Start

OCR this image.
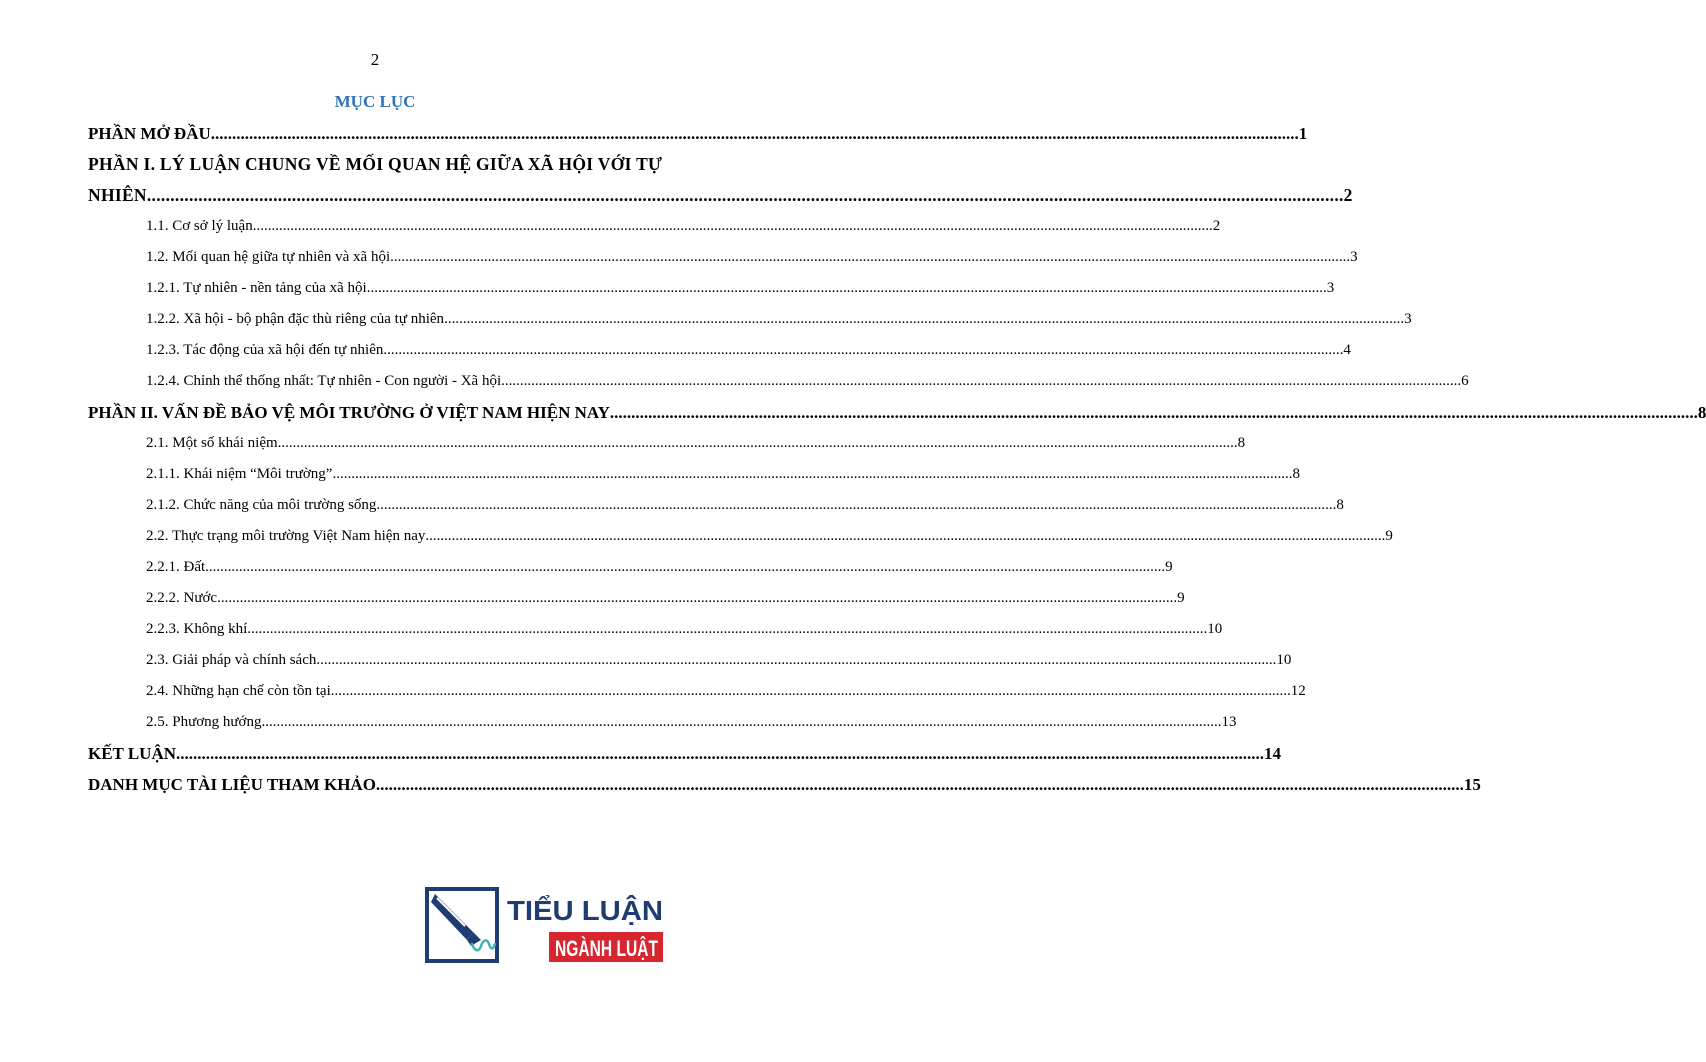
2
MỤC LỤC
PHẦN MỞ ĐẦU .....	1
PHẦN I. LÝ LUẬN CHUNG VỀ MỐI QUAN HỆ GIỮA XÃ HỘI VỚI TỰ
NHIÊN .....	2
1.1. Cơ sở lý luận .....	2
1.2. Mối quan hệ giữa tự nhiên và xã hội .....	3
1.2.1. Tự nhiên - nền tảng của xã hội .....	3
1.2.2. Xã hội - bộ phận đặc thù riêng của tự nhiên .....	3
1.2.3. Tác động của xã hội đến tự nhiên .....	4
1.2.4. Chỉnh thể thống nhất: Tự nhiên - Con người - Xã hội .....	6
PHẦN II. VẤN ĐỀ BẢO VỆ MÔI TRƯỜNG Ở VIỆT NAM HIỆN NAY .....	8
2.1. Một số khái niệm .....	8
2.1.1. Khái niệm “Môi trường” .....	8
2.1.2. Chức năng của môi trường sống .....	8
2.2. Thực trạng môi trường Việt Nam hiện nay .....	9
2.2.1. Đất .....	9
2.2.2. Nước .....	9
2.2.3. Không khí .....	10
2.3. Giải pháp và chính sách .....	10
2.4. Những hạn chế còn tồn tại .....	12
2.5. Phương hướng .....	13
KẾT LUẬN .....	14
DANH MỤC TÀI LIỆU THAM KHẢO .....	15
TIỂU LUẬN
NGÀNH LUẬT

End
Start

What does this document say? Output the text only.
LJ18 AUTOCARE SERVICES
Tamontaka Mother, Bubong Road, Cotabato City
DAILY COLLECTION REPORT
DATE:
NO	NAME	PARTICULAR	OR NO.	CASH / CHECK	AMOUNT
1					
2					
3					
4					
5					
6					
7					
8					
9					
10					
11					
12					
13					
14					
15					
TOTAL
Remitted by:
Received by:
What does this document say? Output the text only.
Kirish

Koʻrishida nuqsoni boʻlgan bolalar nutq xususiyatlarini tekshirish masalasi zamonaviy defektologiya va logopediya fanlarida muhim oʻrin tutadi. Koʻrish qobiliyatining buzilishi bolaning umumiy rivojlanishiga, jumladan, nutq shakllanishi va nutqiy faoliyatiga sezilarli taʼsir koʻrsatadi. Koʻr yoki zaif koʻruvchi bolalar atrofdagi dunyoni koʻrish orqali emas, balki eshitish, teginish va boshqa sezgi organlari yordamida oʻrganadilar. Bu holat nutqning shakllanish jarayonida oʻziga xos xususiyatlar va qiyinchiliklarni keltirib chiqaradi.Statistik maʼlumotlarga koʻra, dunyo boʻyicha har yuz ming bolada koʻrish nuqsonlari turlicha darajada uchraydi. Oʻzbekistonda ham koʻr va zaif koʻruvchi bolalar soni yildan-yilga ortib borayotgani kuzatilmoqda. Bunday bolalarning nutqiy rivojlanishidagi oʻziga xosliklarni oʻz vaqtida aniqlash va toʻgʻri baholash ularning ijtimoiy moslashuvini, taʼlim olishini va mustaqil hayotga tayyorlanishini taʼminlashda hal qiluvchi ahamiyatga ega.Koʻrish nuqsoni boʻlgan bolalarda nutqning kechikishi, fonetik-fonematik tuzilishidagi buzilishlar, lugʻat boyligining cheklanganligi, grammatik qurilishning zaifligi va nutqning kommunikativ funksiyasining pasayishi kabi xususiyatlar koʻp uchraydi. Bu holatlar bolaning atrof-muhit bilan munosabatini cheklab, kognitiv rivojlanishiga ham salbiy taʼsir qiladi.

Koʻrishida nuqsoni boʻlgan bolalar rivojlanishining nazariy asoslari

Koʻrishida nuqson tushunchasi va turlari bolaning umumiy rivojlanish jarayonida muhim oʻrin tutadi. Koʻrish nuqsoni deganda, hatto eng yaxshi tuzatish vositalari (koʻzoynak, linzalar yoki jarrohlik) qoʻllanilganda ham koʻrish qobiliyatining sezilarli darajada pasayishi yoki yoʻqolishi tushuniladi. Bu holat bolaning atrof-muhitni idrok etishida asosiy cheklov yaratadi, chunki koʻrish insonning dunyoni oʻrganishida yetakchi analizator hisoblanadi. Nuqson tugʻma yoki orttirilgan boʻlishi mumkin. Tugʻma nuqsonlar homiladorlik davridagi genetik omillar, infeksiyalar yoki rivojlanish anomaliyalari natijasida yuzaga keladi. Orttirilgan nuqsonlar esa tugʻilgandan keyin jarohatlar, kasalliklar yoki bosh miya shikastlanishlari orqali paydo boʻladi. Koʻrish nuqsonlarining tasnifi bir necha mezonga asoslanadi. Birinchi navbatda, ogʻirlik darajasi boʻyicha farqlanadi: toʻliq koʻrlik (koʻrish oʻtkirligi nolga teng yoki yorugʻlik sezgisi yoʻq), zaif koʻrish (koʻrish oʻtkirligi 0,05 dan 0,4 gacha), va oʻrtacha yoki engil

End

(Task): Of all the lines above, how many contain the word "PHẦN"? Give the number and nothing else.

(Response to the task): 3